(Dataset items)
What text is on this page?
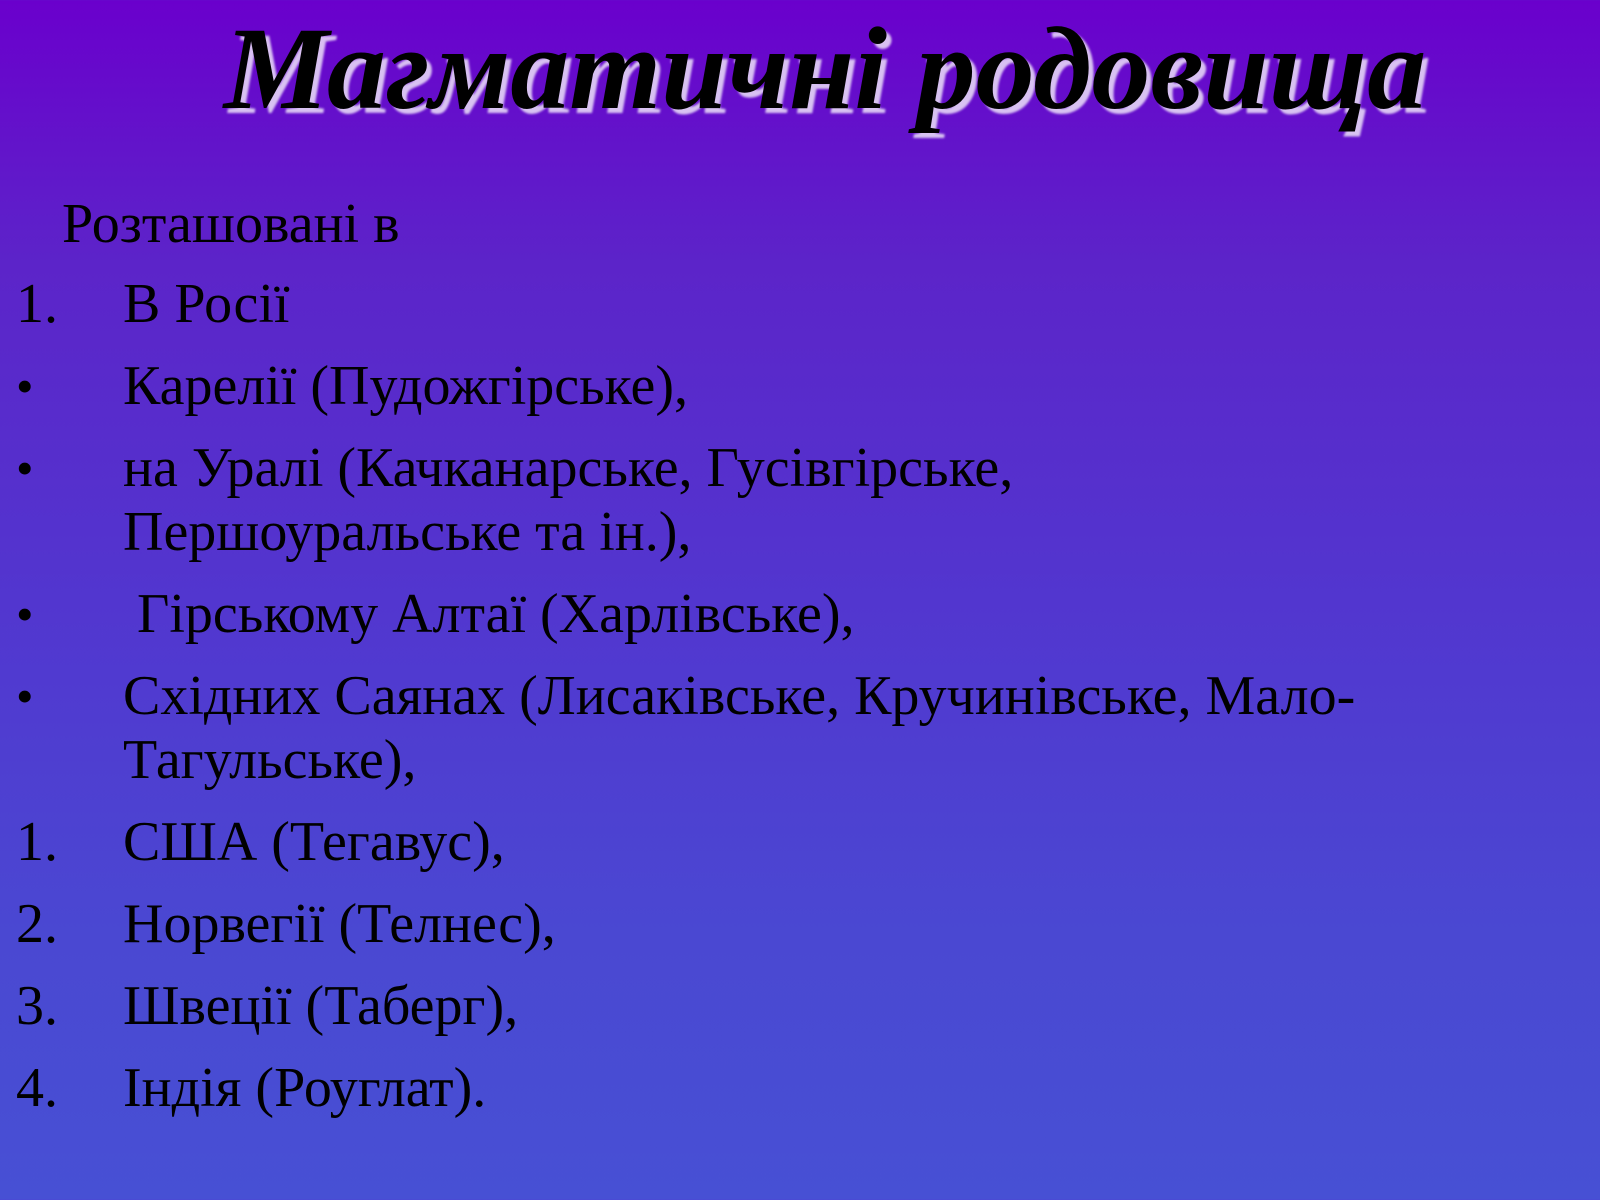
Магматичні родовища
Розташовані в
1. В Росії
• Карелії (Пудожгірське),
• на Уралі (Качканарське, Гусівгірське,
Першоуральське та ін.),
• Гірському Алтаї (Харлівське),
• Східних Саянах (Лисаківське, Кручинівське, Мало-
Тагульське),
1. США (Тегавус),
2. Норвегії (Телнес),
3. Швеції (Таберг),
4. Індія (Роуглат).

▶ **Written request**: Return the listing above word for word, with the pictures removed.

▶ **Finished task**:
What text is on this page?
Магматичні родовища
Розташовані в
1. В Росії
• Карелії (Пудожгірське),
• на Уралі (Качканарське, Гусівгірське,
Першоуральське та ін.),
• Гірському Алтаї (Харлівське),
• Східних Саянах (Лисаківське, Кручинівське, Мало-
Тагульське),
1. США (Тегавус),
2. Норвегії (Телнес),
3. Швеції (Таберг),
4. Індія (Роуглат).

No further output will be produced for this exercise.